Short exercise ->
Output the entries starting at the line that contains "text-line: （三）情节严重的，给予责令辞职、免职处理；符合公 xyxy=(246,880,1386,965)" and ending at the line that contains "text-line: 离岗位； xyxy=(246,795,1386,880)", with both of those lines included, reproducing each line without any change.

(Dataset records)
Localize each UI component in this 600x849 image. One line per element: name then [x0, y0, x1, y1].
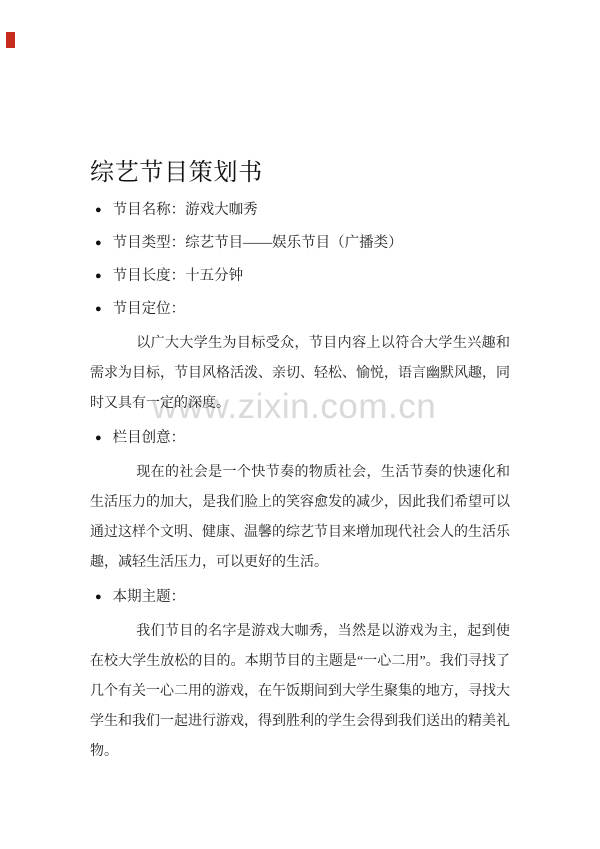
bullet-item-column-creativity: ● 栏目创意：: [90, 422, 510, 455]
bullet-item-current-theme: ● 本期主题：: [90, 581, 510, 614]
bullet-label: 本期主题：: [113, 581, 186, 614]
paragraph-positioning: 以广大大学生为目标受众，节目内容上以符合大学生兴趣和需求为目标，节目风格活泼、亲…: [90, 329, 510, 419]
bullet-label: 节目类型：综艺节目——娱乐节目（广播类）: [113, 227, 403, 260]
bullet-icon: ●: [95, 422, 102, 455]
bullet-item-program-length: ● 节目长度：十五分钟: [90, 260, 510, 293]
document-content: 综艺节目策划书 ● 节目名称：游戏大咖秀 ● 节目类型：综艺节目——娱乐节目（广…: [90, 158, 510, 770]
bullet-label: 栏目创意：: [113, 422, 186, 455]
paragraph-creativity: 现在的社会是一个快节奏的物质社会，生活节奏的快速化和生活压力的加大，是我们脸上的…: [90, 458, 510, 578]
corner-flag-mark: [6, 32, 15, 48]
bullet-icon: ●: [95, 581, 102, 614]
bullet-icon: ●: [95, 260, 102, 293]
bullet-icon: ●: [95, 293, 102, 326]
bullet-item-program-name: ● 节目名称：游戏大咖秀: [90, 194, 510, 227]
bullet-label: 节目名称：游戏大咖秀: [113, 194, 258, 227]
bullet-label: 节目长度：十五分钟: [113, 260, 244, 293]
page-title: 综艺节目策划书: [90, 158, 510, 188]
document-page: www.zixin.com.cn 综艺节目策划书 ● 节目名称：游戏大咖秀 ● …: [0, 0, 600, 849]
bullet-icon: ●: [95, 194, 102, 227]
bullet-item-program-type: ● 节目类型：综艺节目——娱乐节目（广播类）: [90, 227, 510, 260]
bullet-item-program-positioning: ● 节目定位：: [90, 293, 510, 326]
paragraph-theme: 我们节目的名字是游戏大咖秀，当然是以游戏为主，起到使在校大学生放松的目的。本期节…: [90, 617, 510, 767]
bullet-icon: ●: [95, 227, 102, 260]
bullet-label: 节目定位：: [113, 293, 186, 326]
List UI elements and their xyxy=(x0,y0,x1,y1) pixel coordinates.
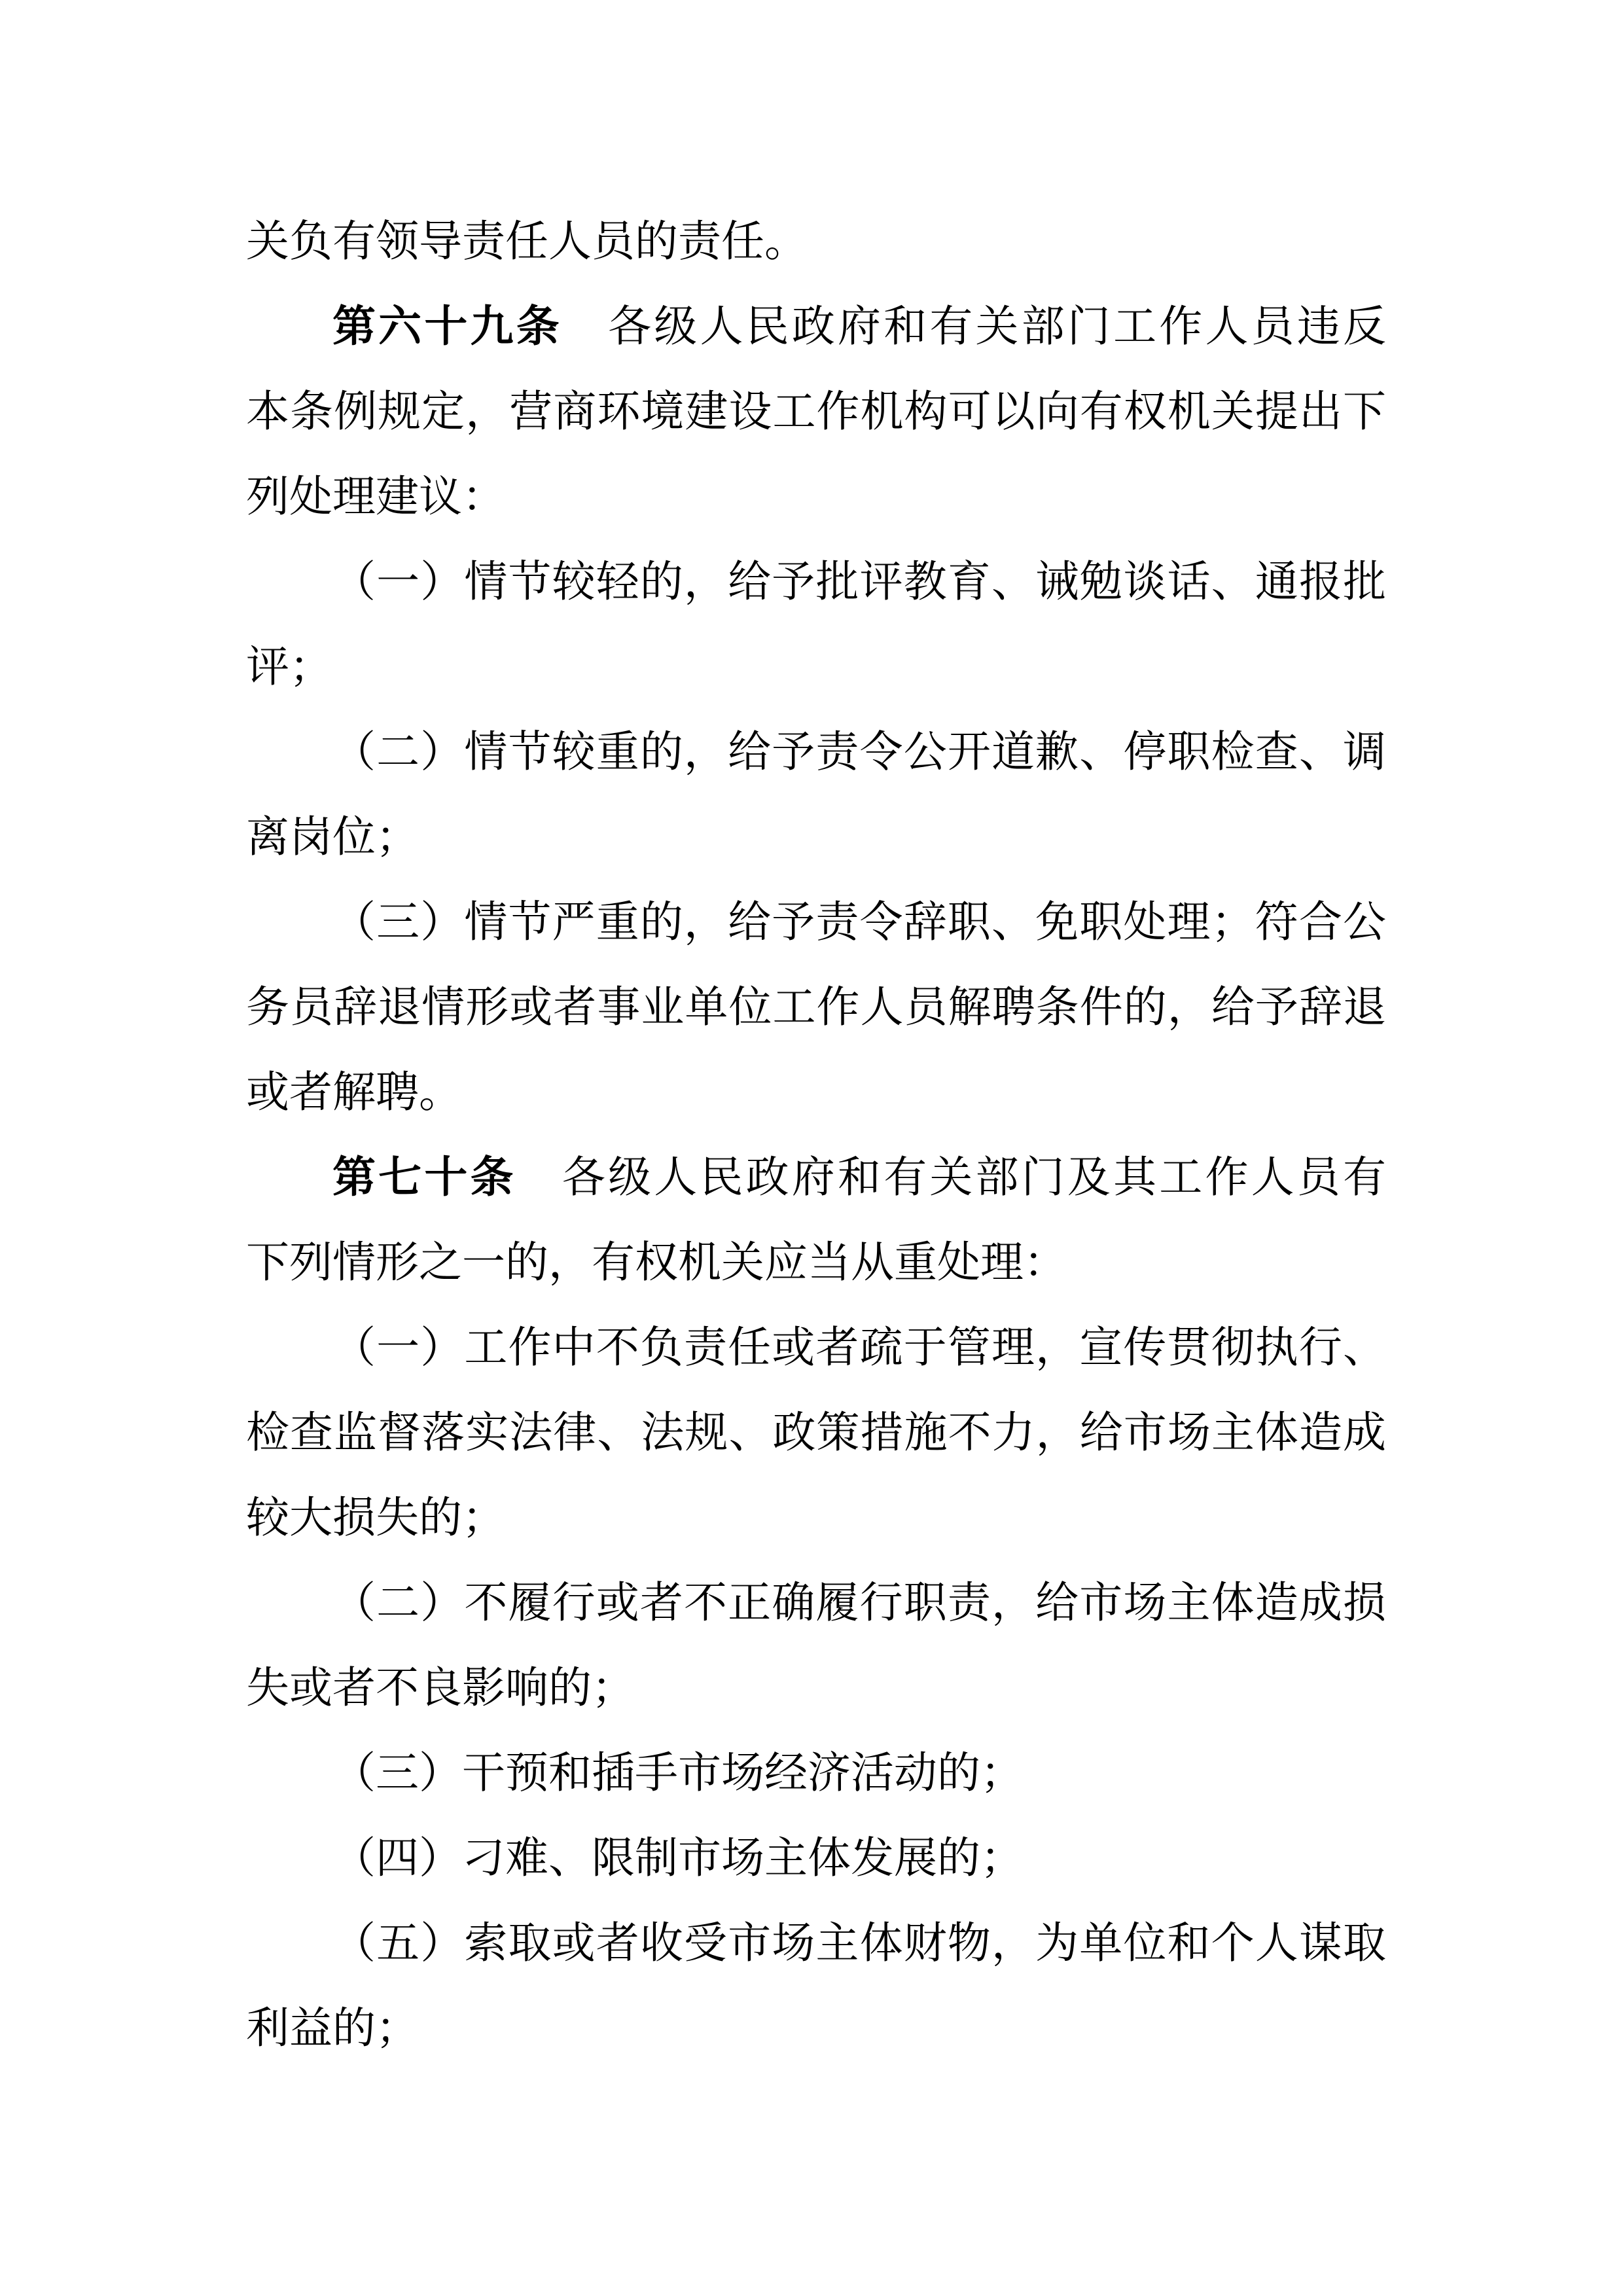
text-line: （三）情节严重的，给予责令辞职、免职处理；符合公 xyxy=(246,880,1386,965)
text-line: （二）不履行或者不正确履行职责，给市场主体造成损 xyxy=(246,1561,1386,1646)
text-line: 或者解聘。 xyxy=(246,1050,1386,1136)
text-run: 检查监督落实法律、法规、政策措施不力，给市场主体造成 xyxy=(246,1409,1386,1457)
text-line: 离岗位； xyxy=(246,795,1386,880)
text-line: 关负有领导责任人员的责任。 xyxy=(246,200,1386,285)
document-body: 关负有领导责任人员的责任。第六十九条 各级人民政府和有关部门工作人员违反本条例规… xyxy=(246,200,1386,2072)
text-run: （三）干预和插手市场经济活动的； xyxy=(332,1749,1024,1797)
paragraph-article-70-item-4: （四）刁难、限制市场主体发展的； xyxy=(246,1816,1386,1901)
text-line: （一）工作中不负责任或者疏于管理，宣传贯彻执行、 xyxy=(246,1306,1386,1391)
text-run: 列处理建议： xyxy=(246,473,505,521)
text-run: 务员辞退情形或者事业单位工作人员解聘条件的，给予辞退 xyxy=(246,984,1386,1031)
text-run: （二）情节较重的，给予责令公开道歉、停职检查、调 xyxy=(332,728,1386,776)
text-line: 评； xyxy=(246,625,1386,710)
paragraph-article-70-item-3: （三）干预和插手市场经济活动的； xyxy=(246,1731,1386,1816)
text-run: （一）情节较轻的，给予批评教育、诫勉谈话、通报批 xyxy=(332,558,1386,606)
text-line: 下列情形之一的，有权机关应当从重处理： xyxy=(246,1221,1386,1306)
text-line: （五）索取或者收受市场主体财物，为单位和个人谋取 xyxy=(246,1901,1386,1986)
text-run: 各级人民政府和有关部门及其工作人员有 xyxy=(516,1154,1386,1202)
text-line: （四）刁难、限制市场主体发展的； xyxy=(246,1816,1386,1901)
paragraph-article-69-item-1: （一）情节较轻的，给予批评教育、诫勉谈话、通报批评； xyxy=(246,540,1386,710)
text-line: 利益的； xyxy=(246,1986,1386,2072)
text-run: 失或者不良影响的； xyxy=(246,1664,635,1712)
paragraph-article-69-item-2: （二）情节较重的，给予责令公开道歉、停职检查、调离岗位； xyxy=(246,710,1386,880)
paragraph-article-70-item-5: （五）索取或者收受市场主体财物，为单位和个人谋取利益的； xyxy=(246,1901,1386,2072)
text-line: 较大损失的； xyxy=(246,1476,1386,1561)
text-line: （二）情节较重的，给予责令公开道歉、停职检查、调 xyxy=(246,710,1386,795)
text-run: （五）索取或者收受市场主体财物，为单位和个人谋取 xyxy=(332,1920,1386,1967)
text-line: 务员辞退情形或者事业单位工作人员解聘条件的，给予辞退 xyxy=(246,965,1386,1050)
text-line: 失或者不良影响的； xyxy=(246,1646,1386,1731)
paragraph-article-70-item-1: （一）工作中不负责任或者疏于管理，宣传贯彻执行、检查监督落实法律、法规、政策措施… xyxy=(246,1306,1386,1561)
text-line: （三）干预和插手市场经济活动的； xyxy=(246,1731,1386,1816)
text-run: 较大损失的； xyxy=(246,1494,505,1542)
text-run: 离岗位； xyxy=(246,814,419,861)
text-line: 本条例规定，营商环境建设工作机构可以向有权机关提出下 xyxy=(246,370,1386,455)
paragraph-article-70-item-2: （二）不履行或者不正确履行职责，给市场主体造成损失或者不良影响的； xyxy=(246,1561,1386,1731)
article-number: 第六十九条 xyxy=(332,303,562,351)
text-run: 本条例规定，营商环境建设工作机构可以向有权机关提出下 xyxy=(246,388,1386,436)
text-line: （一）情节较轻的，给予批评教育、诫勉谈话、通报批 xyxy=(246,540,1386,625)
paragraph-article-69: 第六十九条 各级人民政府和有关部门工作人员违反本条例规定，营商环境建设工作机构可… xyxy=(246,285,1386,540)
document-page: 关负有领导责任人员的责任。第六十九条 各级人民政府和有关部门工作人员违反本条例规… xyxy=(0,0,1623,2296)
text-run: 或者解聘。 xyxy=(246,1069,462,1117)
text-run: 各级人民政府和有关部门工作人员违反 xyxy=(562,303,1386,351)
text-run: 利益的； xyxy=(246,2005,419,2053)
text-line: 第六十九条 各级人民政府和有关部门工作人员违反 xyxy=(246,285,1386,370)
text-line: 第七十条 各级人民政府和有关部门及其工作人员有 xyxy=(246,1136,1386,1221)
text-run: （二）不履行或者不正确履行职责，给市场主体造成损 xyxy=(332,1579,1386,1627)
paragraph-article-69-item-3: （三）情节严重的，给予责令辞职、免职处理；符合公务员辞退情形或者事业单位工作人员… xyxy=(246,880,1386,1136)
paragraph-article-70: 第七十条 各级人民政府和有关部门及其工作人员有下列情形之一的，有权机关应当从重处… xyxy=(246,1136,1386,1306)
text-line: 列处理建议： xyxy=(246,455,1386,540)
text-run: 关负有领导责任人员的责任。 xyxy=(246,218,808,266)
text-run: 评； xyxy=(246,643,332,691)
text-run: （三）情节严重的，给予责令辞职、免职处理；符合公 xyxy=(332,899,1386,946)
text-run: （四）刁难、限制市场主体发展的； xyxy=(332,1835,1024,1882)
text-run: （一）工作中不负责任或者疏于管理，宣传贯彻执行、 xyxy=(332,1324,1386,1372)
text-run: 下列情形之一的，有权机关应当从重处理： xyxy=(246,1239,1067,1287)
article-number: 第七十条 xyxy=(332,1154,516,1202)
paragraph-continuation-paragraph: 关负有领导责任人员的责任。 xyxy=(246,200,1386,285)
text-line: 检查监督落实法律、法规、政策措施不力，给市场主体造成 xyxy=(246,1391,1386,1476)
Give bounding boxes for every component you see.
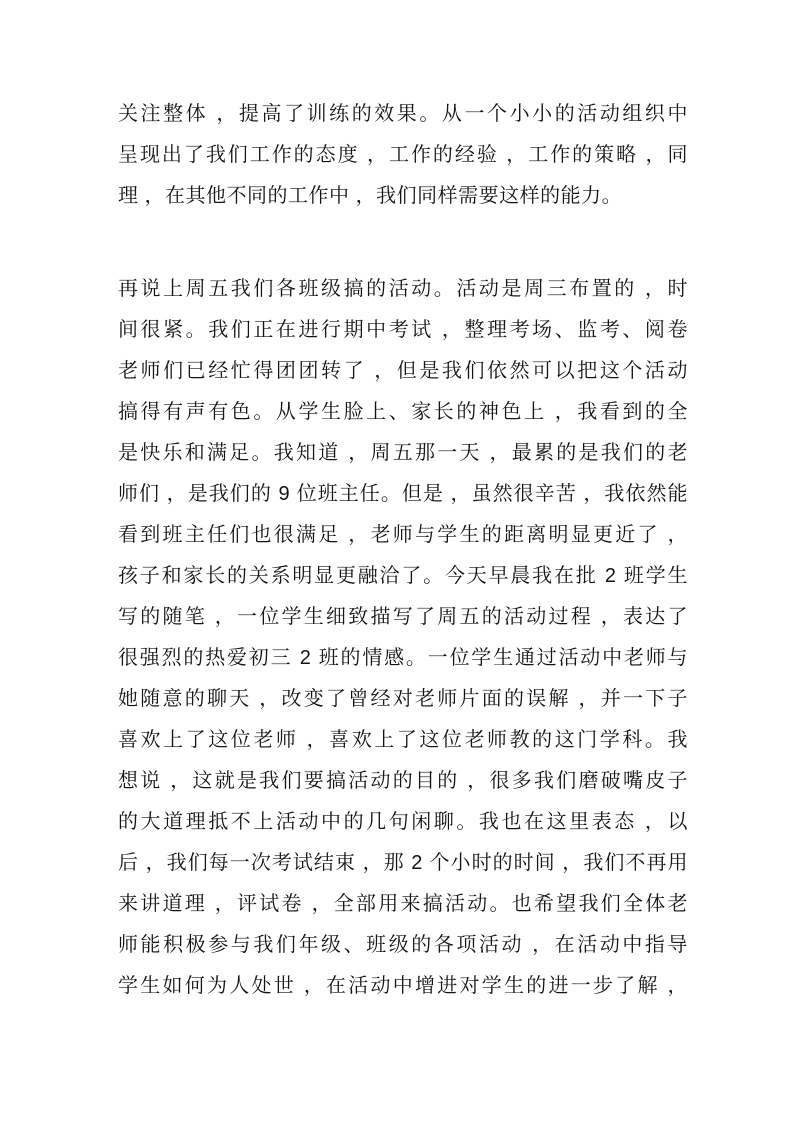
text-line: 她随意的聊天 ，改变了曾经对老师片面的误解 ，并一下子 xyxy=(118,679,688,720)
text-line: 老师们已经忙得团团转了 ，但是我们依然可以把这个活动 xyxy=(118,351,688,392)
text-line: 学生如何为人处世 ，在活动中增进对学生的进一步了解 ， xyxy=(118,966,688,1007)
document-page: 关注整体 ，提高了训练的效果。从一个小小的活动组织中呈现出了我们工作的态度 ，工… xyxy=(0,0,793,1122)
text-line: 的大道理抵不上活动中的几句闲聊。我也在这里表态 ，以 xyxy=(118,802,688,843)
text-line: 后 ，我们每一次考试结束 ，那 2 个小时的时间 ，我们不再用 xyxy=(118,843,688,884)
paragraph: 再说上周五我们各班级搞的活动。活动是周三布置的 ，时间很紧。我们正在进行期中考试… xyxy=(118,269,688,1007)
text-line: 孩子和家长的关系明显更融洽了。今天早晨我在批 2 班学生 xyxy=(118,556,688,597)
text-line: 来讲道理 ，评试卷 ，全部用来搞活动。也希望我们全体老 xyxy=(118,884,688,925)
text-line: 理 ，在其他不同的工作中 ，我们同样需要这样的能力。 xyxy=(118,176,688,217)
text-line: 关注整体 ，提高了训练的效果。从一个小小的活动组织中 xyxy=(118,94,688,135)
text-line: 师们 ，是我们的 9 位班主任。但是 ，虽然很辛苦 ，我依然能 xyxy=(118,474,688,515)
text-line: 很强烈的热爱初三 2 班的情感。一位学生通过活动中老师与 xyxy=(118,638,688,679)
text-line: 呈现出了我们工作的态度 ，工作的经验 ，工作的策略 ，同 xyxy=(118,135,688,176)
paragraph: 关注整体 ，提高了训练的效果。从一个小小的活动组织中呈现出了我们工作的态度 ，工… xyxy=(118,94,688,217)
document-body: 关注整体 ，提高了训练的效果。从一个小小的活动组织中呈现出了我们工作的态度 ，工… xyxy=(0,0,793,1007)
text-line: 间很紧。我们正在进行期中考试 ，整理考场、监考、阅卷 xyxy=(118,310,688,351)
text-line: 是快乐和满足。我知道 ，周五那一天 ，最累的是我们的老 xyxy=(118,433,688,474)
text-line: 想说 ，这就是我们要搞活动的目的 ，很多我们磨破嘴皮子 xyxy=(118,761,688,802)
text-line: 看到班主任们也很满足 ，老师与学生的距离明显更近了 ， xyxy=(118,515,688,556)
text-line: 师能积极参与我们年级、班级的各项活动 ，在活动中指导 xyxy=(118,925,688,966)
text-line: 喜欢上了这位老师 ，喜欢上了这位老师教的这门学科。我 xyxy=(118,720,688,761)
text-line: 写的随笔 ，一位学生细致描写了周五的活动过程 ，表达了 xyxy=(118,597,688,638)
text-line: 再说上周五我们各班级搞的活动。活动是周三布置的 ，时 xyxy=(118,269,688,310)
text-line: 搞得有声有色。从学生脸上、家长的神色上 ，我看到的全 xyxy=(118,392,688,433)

Output ->
text-line: （三）情节严重的，给予责令辞职、免职处理；符合公 xyxy=(246,880,1386,965)
text-line: （二）不履行或者不正确履行职责，给市场主体造成损 xyxy=(246,1561,1386,1646)
text-line: 或者解聘。 xyxy=(246,1050,1386,1136)
text-run: 检查监督落实法律、法规、政策措施不力，给市场主体造成 xyxy=(246,1409,1386,1457)
text-line: 离岗位； xyxy=(246,795,1386,880)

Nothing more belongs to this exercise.